◆ Activity 1
In the article on Monday James, shorten the paragraph beginning "He went on a five-month loan" into a brief list that keeps its main facts.
◆ Activity 2
Retype the part of the article on Monday James from "Youth career" up to and including "U23 / 11 / (0)", with no changes.

Excerpt provided Start Marker

Personal information
- Date of birth: 19 October 1986 (age 39)
- Place of birth: Lagos, Nigeria
- Height: 1.88 m (6 ft 2 in)
- Position: Centre back

Youth career
- 0000–2002: Bendel Insurance

Senior career*
- Years: Team / Apps / (Gls)
- 2002–2005: Bendel Insurance / 70 / (5)
- 2006–2009: Bayelsa United / 83 / (2)
- 2008-2009: → Hammarby IF (loan) / 8 / (0)
- 2009–2013: Hammarby IF / 24 / (0)
- 2014–2015: Bayelsa United / 30 / (3)

International career
- 2005: Nigeria U20 / 20 / (0)
- 2008: Nigeria U23 / 11 / (0)
- 2008: Nigeria / 4 / (1)

= Monday James =

Nigerian footballer

Monday James (born 19 October 1986) is a Nigerian former professional footballer who played as a defender.

==Club career==
James began his career with Bendel Insurance before being transferred to Bayelsa United in January 2006.

He went on a five-month loan to Swedish club Hammarby IF in November 2008 after a couple of games with the club, where there is a clause in the loan that gives Hammarby the option to buy him when the loan ends. On 7 June 2009 Hammarby IF reported that they would buy James and he would be given a four-year contract.

As of June 2010, James was sidelined for an extended period of time after medical examinations raised concerns about a possible heart condition, though he did not sustain any injury that prevented him from playing.

29 June 2011, James extended his contract with Hammarby IF for another two years, playing 17 games in 2011, 6 games in 2012 and played 15 games in 2013.

==International career==
He represented his country at the 2008 Beijing Olympics, was part of the Nigerian team during the 2005 FIFA World Youth Championship, and played the final match against Argentina, where he committed the foul of the second penalty kick on Sergio Agüero, which was subsequently scored by Lionel Messi.

Excerpt provided End Marker
Information supplied Start Marker

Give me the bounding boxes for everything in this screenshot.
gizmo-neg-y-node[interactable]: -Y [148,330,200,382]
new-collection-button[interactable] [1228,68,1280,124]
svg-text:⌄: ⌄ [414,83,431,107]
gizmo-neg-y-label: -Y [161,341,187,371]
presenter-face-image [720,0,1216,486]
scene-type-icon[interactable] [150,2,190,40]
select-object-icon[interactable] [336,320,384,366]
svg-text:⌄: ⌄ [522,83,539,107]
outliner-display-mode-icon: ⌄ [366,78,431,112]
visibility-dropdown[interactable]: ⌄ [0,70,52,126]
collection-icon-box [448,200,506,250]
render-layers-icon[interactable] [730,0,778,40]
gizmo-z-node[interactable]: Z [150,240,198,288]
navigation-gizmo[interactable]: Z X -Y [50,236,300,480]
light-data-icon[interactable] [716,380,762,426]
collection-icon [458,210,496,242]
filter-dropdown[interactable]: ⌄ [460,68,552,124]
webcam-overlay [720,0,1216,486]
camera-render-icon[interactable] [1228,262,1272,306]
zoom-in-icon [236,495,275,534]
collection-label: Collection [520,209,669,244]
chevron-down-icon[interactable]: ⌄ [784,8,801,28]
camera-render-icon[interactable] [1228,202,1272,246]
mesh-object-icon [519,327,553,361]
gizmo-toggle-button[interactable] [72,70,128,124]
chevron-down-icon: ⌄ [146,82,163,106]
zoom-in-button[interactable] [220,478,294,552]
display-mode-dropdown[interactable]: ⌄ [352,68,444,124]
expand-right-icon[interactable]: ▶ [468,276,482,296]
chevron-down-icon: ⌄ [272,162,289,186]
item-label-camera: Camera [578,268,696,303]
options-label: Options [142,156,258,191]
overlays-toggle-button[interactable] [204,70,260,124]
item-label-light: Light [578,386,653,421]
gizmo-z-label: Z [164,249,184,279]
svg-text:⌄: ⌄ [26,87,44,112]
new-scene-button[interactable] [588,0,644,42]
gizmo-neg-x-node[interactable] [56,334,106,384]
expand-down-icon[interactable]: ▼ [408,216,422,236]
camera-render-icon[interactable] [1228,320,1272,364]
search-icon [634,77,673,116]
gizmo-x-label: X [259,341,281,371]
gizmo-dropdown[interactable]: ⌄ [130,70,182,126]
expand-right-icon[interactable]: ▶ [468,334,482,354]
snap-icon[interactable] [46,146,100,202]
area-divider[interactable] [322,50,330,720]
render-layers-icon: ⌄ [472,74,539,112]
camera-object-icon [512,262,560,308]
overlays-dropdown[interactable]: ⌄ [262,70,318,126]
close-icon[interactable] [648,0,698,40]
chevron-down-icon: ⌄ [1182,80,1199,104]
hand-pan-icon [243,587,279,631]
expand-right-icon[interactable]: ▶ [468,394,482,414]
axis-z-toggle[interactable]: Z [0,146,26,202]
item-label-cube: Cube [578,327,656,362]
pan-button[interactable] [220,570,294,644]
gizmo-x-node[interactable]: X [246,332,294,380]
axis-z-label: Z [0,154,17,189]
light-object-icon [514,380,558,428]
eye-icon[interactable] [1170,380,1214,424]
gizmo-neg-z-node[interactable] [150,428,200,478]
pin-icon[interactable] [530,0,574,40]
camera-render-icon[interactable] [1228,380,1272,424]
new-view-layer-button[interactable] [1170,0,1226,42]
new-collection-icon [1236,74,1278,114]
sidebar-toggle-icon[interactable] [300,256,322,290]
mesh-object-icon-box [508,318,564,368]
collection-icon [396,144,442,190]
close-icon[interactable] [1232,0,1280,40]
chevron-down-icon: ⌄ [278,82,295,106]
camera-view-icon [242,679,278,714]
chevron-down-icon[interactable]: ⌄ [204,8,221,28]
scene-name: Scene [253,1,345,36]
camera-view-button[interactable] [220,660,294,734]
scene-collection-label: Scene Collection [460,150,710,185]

Information supplied End Marker

◆ Answer area 1
- In November 2008, James went on a five-month loan to the Swedish club Hammarby IF.
- The loan included a clause giving Hammarby the option to buy him when it ended.
- On 7 June 2009, Hammarby IF reported that it would buy James and give him a four-year contract.

◆ Answer area 2
Youth career
- 0000–2002: Bendel Insurance

Senior career*
- Years: Team / Apps / (Gls)
- 2002–2005: Bendel Insurance / 70 / (5)
- 2006–2009: Bayelsa United / 83 / (2)
- 2008-2009: → Hammarby IF (loan) / 8 / (0)
- 2009–2013: Hammarby IF / 24 / (0)
- 2014–2015: Bayelsa United / 30 / (3)

International career
- 2005: Nigeria U20 / 20 / (0)
- 2008: Nigeria U23 / 11 / (0)